◆ **OBJECTIVE**: Can you print every record below exactly as written?

START

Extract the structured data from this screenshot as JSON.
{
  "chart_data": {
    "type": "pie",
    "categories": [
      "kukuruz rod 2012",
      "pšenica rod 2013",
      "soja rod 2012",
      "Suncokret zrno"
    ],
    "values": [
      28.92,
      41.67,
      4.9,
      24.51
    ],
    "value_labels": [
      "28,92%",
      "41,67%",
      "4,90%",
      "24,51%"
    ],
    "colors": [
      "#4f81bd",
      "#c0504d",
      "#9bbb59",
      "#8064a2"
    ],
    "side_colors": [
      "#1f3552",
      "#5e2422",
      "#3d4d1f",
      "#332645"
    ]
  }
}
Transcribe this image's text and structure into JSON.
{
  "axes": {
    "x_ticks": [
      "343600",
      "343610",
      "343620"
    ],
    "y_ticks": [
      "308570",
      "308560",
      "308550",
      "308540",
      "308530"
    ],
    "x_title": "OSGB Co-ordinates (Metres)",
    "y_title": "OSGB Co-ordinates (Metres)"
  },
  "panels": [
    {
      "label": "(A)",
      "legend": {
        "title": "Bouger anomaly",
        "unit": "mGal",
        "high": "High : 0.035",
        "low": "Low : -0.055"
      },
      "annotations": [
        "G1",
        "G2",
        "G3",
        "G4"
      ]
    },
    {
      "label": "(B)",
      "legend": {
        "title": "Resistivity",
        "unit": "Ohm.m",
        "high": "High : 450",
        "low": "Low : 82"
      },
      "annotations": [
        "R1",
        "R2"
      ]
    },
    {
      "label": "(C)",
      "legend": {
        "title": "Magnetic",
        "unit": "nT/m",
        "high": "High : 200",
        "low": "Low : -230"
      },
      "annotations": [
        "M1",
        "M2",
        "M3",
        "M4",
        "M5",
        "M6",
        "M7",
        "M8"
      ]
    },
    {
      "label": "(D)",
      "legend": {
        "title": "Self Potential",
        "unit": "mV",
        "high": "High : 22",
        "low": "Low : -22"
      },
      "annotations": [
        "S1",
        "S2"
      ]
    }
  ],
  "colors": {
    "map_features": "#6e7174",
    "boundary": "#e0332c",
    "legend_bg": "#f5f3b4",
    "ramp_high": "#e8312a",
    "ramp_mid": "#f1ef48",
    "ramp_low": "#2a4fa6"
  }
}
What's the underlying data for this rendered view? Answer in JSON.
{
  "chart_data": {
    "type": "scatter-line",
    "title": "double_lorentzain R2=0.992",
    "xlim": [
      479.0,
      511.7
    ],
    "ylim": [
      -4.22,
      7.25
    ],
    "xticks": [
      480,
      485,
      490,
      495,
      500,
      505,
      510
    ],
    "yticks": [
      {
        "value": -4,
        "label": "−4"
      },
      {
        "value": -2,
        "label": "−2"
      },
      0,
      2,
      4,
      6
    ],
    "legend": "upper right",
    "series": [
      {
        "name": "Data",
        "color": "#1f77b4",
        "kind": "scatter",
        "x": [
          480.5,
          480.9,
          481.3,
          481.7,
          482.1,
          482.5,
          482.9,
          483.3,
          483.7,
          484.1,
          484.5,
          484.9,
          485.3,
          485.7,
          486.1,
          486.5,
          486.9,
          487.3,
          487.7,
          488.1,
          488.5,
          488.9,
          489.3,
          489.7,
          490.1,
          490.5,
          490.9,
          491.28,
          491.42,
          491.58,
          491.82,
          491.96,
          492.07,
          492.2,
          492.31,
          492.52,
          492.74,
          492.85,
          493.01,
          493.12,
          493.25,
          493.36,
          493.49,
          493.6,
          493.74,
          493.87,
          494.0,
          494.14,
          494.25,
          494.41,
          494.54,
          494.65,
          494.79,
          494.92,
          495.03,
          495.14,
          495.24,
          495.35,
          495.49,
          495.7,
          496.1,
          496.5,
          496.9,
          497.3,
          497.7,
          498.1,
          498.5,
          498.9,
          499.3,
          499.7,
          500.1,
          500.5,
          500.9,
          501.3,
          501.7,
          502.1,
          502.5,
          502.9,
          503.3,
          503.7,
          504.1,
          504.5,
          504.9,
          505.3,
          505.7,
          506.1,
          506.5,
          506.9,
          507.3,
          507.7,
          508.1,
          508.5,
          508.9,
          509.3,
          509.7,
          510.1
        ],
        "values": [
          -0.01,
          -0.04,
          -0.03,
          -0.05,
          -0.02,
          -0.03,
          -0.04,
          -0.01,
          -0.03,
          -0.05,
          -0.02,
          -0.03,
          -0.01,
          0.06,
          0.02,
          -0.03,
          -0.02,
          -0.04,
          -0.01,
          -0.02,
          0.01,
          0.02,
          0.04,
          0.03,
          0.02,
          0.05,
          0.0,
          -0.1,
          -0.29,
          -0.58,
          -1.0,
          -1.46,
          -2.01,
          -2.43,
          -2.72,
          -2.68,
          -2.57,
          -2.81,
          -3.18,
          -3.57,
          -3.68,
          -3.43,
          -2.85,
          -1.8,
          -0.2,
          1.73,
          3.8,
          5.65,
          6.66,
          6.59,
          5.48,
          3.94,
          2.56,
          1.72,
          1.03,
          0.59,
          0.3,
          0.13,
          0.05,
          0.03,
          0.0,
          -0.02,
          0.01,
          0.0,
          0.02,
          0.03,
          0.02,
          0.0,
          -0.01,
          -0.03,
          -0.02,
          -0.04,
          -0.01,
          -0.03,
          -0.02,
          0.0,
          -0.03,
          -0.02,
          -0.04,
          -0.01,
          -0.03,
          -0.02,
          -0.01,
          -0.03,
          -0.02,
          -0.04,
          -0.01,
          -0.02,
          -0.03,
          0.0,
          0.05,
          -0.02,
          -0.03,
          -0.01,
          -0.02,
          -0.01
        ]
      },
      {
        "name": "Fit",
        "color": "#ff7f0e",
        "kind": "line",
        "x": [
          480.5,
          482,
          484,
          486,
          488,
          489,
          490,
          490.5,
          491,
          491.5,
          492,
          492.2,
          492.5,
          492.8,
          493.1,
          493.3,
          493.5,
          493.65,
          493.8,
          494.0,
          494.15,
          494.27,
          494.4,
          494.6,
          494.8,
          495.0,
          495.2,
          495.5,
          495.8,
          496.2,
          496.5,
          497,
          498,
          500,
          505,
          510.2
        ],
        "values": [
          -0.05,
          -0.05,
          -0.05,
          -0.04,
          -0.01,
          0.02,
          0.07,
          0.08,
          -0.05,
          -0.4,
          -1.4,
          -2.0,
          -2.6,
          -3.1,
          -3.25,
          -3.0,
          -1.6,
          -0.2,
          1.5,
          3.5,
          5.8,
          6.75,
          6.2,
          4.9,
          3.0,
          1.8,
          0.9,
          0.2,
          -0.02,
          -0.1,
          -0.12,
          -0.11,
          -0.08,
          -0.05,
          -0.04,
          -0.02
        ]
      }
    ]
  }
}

END

◆ **ANSWER FOR THE TASK**:
Extract the structured data from this screenshot as JSON.
{
  "chart_data": {
    "type": "pie",
    "categories": [
      "kukuruz rod 2012",
      "pšenica rod 2013",
      "soja rod 2012",
      "Suncokret zrno"
    ],
    "values": [
      28.92,
      41.67,
      4.9,
      24.51
    ],
    "value_labels": [
      "28,92%",
      "41,67%",
      "4,90%",
      "24,51%"
    ],
    "colors": [
      "#4f81bd",
      "#c0504d",
      "#9bbb59",
      "#8064a2"
    ],
    "side_colors": [
      "#1f3552",
      "#5e2422",
      "#3d4d1f",
      "#332645"
    ]
  }
}
Transcribe this image's text and structure into JSON.
{
  "axes": {
    "x_ticks": [
      "343600",
      "343610",
      "343620"
    ],
    "y_ticks": [
      "308570",
      "308560",
      "308550",
      "308540",
      "308530"
    ],
    "x_title": "OSGB Co-ordinates (Metres)",
    "y_title": "OSGB Co-ordinates (Metres)"
  },
  "panels": [
    {
      "label": "(A)",
      "legend": {
        "title": "Bouger anomaly",
        "unit": "mGal",
        "high": "High : 0.035",
        "low": "Low : -0.055"
      },
      "annotations": [
        "G1",
        "G2",
        "G3",
        "G4"
      ]
    },
    {
      "label": "(B)",
      "legend": {
        "title": "Resistivity",
        "unit": "Ohm.m",
        "high": "High : 450",
        "low": "Low : 82"
      },
      "annotations": [
        "R1",
        "R2"
      ]
    },
    {
      "label": "(C)",
      "legend": {
        "title": "Magnetic",
        "unit": "nT/m",
        "high": "High : 200",
        "low": "Low : -230"
      },
      "annotations": [
        "M1",
        "M2",
        "M3",
        "M4",
        "M5",
        "M6",
        "M7",
        "M8"
      ]
    },
    {
      "label": "(D)",
      "legend": {
        "title": "Self Potential",
        "unit": "mV",
        "high": "High : 22",
        "low": "Low : -22"
      },
      "annotations": [
        "S1",
        "S2"
      ]
    }
  ],
  "colors": {
    "map_features": "#6e7174",
    "boundary": "#e0332c",
    "legend_bg": "#f5f3b4",
    "ramp_high": "#e8312a",
    "ramp_mid": "#f1ef48",
    "ramp_low": "#2a4fa6"
  }
}
What's the underlying data for this rendered view? Answer in JSON.
{
  "chart_data": {
    "type": "scatter-line",
    "title": "double_lorentzain R2=0.992",
    "xlim": [
      479.0,
      511.7
    ],
    "ylim": [
      -4.22,
      7.25
    ],
    "xticks": [
      480,
      485,
      490,
      495,
      500,
      505,
      510
    ],
    "yticks": [
      {
        "value": -4,
        "label": "−4"
      },
      {
        "value": -2,
        "label": "−2"
      },
      0,
      2,
      4,
      6
    ],
    "legend": "upper right",
    "series": [
      {
        "name": "Data",
        "color": "#1f77b4",
        "kind": "scatter",
        "x": [
          480.5,
          480.9,
          481.3,
          481.7,
          482.1,
          482.5,
          482.9,
          483.3,
          483.7,
          484.1,
          484.5,
          484.9,
          485.3,
          485.7,
          486.1,
          486.5,
          486.9,
          487.3,
          487.7,
          488.1,
          488.5,
          488.9,
          489.3,
          489.7,
          490.1,
          490.5,
          490.9,
          491.28,
          491.42,
          491.58,
          491.82,
          491.96,
          492.07,
          492.2,
          492.31,
          492.52,
          492.74,
          492.85,
          493.01,
          493.12,
          493.25,
          493.36,
          493.49,
          493.6,
          493.74,
          493.87,
          494.0,
          494.14,
          494.25,
          494.41,
          494.54,
          494.65,
          494.79,
          494.92,
          495.03,
          495.14,
          495.24,
          495.35,
          495.49,
          495.7,
          496.1,
          496.5,
          496.9,
          497.3,
          497.7,
          498.1,
          498.5,
          498.9,
          499.3,
          499.7,
          500.1,
          500.5,
          500.9,
          501.3,
          501.7,
          502.1,
          502.5,
          502.9,
          503.3,
          503.7,
          504.1,
          504.5,
          504.9,
          505.3,
          505.7,
          506.1,
          506.5,
          506.9,
          507.3,
          507.7,
          508.1,
          508.5,
          508.9,
          509.3,
          509.7,
          510.1
        ],
        "values": [
          -0.01,
          -0.04,
          -0.03,
          -0.05,
          -0.02,
          -0.03,
          -0.04,
          -0.01,
          -0.03,
          -0.05,
          -0.02,
          -0.03,
          -0.01,
          0.06,
          0.02,
          -0.03,
          -0.02,
          -0.04,
          -0.01,
          -0.02,
          0.01,
          0.02,
          0.04,
          0.03,
          0.02,
          0.05,
          0.0,
          -0.1,
          -0.29,
          -0.58,
          -1.0,
          -1.46,
          -2.01,
          -2.43,
          -2.72,
          -2.68,
          -2.57,
          -2.81,
          -3.18,
          -3.57,
          -3.68,
          -3.43,
          -2.85,
          -1.8,
          -0.2,
          1.73,
          3.8,
          5.65,
          6.66,
          6.59,
          5.48,
          3.94,
          2.56,
          1.72,
          1.03,
          0.59,
          0.3,
          0.13,
          0.05,
          0.03,
          0.0,
          -0.02,
          0.01,
          0.0,
          0.02,
          0.03,
          0.02,
          0.0,
          -0.01,
          -0.03,
          -0.02,
          -0.04,
          -0.01,
          -0.03,
          -0.02,
          0.0,
          -0.03,
          -0.02,
          -0.04,
          -0.01,
          -0.03,
          -0.02,
          -0.01,
          -0.03,
          -0.02,
          -0.04,
          -0.01,
          -0.02,
          -0.03,
          0.0,
          0.05,
          -0.02,
          -0.03,
          -0.01,
          -0.02,
          -0.01
        ]
      },
      {
        "name": "Fit",
        "color": "#ff7f0e",
        "kind": "line",
        "x": [
          480.5,
          482,
          484,
          486,
          488,
          489,
          490,
          490.5,
          491,
          491.5,
          492,
          492.2,
          492.5,
          492.8,
          493.1,
          493.3,
          493.5,
          493.65,
          493.8,
          494.0,
          494.15,
          494.27,
          494.4,
          494.6,
          494.8,
          495.0,
          495.2,
          495.5,
          495.8,
          496.2,
          496.5,
          497,
          498,
          500,
          505,
          510.2
        ],
        "values": [
          -0.05,
          -0.05,
          -0.05,
          -0.04,
          -0.01,
          0.02,
          0.07,
          0.08,
          -0.05,
          -0.4,
          -1.4,
          -2.0,
          -2.6,
          -3.1,
          -3.25,
          -3.0,
          -1.6,
          -0.2,
          1.5,
          3.5,
          5.8,
          6.75,
          6.2,
          4.9,
          3.0,
          1.8,
          0.9,
          0.2,
          -0.02,
          -0.1,
          -0.12,
          -0.11,
          -0.08,
          -0.05,
          -0.04,
          -0.02
        ]
      }
    ]
  }
}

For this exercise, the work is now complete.